▶ [What this task involves]:
From the entries below, please gather each line containing the string "апрель".

▶ [The data]:
····················

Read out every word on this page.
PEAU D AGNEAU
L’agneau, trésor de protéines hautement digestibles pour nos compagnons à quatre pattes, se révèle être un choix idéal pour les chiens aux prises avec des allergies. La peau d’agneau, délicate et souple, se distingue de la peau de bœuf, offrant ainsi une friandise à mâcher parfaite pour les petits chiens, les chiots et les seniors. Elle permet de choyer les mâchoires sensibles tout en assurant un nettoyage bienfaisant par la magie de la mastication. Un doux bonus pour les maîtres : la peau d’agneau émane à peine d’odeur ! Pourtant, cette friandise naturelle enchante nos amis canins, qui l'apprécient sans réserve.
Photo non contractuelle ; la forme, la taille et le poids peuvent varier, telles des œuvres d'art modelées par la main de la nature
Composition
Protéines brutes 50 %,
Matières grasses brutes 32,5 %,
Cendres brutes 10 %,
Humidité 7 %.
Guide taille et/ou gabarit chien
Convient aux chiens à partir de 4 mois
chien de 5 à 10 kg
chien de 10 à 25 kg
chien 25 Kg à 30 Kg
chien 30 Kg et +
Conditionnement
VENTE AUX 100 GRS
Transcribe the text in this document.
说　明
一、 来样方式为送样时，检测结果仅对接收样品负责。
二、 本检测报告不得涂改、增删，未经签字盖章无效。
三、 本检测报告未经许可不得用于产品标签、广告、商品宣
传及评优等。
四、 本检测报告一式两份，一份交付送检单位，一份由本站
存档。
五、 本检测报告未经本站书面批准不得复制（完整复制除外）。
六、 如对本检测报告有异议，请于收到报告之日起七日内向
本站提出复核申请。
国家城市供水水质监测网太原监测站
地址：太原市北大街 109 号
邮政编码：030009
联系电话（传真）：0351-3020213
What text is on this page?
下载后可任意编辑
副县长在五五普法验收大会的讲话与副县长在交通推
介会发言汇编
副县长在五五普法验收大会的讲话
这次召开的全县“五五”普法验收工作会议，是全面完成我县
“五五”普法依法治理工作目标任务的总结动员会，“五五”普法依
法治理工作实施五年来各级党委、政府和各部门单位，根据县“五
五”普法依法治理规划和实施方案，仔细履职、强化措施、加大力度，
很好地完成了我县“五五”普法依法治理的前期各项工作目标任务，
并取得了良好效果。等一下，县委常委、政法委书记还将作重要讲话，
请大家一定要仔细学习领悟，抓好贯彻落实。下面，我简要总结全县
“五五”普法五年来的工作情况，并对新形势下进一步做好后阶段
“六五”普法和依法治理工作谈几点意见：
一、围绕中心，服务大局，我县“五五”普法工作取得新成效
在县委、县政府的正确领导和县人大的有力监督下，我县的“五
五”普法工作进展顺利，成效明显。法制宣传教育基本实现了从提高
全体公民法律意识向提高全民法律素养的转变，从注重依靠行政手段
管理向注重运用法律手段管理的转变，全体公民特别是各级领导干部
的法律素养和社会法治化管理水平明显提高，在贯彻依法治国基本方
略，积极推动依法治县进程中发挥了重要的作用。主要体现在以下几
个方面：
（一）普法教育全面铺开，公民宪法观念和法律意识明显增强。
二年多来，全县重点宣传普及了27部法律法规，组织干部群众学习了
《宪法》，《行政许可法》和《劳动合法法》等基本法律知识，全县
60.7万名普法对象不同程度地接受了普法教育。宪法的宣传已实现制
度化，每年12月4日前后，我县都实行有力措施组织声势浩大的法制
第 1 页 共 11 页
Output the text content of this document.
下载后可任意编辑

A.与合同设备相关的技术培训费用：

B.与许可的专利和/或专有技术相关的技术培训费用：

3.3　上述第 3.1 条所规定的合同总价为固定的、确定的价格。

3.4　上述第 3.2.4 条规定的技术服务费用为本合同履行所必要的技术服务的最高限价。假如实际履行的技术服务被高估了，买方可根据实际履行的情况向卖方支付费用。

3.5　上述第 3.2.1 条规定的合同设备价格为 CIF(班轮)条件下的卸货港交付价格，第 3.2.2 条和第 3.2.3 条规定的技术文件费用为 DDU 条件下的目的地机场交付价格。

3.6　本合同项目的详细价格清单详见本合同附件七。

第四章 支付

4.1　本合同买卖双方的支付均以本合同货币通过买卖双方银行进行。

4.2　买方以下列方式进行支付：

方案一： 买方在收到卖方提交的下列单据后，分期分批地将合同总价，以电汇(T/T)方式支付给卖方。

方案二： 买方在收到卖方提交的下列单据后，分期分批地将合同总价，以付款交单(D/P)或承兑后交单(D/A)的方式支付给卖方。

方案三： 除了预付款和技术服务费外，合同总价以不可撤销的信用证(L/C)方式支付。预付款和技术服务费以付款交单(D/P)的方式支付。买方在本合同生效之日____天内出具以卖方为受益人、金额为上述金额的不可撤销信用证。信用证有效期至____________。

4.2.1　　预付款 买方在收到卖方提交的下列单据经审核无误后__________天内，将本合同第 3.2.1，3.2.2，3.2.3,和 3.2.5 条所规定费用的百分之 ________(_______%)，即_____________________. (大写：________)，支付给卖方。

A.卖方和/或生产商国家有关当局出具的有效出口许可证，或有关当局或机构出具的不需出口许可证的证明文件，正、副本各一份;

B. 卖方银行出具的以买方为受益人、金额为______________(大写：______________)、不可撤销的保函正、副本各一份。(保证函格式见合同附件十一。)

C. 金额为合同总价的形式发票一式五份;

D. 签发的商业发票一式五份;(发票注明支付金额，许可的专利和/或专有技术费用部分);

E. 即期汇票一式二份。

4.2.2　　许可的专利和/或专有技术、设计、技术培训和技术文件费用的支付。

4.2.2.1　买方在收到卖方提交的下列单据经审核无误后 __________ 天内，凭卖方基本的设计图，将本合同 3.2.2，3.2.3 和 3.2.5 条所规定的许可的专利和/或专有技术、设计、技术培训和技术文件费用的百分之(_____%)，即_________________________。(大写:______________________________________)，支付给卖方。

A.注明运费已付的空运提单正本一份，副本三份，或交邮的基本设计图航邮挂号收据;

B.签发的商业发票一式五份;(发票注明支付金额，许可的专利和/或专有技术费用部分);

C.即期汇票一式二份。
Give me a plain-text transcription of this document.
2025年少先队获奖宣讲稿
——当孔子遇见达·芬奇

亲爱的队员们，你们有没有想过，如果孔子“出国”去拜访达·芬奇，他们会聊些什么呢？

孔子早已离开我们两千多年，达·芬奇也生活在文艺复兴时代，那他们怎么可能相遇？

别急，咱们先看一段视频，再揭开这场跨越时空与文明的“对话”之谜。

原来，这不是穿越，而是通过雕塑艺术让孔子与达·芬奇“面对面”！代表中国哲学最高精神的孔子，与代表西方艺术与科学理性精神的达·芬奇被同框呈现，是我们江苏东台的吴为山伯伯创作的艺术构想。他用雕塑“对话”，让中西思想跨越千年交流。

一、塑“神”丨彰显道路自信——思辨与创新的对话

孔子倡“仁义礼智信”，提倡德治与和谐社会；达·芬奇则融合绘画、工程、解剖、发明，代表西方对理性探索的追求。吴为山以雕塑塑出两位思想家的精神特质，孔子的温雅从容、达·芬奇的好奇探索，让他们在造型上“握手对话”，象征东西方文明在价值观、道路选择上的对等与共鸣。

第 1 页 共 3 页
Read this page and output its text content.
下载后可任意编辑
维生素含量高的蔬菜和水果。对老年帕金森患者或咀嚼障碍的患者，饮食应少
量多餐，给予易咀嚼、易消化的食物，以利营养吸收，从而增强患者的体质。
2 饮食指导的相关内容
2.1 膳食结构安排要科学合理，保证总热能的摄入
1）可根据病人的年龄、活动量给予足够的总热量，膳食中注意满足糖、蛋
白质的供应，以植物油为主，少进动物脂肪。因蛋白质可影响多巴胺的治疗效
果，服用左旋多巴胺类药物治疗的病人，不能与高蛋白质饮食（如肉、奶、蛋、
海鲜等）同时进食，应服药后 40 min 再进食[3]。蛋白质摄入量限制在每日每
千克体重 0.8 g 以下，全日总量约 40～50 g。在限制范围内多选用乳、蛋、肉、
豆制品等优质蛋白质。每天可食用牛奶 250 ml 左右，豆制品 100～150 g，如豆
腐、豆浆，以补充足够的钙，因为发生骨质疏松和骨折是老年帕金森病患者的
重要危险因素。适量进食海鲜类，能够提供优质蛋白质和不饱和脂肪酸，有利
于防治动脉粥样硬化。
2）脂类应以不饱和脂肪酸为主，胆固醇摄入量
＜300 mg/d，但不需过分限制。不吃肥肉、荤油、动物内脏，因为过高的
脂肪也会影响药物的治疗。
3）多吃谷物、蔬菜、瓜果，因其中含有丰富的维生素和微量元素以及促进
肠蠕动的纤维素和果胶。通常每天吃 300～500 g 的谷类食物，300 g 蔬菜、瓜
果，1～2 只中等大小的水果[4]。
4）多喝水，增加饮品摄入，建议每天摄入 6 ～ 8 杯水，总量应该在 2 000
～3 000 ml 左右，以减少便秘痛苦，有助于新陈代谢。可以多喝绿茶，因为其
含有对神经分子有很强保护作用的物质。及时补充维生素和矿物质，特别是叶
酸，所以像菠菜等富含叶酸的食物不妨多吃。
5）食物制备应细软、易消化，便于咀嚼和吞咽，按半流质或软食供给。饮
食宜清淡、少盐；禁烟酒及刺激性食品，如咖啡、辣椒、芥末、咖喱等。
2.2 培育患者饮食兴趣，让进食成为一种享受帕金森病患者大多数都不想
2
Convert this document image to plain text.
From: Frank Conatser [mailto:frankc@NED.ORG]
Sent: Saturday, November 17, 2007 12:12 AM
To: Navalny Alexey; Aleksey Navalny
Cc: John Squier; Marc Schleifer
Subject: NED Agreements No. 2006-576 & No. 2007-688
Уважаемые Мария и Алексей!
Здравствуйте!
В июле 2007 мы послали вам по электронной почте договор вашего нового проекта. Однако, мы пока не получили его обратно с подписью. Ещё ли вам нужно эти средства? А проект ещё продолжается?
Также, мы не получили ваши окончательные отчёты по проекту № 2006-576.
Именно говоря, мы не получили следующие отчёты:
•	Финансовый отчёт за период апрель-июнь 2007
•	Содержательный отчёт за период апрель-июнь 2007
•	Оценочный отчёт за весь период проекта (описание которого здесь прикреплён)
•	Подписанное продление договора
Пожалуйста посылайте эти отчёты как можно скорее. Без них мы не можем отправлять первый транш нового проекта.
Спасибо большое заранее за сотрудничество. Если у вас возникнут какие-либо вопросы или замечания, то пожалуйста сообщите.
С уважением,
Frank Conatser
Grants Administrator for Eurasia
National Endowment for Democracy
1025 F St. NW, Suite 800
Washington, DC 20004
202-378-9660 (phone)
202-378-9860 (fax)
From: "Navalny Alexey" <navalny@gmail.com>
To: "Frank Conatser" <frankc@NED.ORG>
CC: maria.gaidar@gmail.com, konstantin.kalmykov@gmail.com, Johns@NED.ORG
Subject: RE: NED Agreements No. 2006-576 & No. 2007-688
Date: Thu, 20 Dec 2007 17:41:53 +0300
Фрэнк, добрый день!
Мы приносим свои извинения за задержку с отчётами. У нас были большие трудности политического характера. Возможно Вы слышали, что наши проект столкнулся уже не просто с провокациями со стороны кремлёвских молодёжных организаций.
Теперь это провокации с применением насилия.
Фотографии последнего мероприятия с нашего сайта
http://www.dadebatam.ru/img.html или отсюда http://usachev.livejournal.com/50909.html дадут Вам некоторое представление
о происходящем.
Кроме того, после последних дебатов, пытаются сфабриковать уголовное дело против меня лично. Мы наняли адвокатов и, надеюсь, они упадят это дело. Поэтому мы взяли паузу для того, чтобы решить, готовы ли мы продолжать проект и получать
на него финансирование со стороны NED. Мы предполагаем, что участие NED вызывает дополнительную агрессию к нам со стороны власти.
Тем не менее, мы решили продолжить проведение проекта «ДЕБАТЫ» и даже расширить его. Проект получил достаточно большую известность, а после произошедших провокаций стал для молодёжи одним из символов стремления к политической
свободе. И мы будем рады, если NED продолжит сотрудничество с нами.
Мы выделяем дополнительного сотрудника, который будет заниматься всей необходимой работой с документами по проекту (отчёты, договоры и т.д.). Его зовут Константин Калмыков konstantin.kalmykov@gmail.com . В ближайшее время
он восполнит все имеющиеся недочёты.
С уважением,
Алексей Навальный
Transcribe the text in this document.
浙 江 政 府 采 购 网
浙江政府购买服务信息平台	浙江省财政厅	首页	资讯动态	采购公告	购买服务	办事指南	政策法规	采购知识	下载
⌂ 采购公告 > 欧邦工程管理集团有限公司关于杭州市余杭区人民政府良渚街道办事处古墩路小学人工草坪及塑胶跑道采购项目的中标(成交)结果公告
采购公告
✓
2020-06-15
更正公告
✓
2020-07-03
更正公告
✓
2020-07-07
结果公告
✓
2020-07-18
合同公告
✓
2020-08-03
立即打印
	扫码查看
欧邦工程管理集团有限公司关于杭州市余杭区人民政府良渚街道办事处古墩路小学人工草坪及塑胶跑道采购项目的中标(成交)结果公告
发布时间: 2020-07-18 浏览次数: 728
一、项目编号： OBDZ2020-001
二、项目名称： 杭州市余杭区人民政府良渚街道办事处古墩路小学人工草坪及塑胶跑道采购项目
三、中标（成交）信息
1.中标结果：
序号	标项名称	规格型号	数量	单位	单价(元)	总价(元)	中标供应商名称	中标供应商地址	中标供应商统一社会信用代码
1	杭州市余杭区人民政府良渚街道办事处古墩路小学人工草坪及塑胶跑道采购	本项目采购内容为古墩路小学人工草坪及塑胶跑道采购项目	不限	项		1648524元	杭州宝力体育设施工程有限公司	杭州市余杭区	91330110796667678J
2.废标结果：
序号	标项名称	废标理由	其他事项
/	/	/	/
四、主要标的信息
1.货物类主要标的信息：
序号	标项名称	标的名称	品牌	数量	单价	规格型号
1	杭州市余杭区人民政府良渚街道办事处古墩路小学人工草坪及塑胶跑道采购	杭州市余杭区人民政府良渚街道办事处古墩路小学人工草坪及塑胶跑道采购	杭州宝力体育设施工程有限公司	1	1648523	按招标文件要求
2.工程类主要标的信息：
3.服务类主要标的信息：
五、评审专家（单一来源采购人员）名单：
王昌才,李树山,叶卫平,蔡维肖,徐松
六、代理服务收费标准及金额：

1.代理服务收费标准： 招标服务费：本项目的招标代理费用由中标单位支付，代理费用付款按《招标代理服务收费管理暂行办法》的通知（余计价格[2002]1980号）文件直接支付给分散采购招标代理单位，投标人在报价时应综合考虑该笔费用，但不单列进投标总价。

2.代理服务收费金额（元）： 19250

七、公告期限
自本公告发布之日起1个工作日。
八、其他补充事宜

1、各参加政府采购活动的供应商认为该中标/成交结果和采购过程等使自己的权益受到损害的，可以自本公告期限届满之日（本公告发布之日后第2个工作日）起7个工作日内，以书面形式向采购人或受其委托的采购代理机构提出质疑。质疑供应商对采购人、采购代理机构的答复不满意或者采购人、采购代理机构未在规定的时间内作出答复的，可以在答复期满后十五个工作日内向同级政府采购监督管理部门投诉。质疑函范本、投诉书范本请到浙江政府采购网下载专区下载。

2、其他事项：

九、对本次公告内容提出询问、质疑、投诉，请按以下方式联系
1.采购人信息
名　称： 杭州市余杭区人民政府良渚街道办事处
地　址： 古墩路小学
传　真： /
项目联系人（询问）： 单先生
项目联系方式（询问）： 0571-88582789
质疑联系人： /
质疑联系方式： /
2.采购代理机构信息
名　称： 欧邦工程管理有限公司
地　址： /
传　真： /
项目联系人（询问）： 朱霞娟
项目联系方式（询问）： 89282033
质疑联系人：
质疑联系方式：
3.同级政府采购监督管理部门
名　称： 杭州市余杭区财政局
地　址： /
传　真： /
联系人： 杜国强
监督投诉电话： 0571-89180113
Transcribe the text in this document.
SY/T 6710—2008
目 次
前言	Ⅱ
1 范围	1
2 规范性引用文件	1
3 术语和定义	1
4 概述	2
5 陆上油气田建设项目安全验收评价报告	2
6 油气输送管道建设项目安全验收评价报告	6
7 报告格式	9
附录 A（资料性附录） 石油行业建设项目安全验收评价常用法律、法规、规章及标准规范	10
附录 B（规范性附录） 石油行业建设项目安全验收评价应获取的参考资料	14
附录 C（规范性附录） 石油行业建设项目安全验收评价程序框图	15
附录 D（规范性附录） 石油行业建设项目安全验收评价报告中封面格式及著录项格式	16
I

····················

▶ [Solved exercise]:
•	Финансовый отчёт за период апрель-июнь 2007
•	Содержательный отчёт за период апрель-июнь 2007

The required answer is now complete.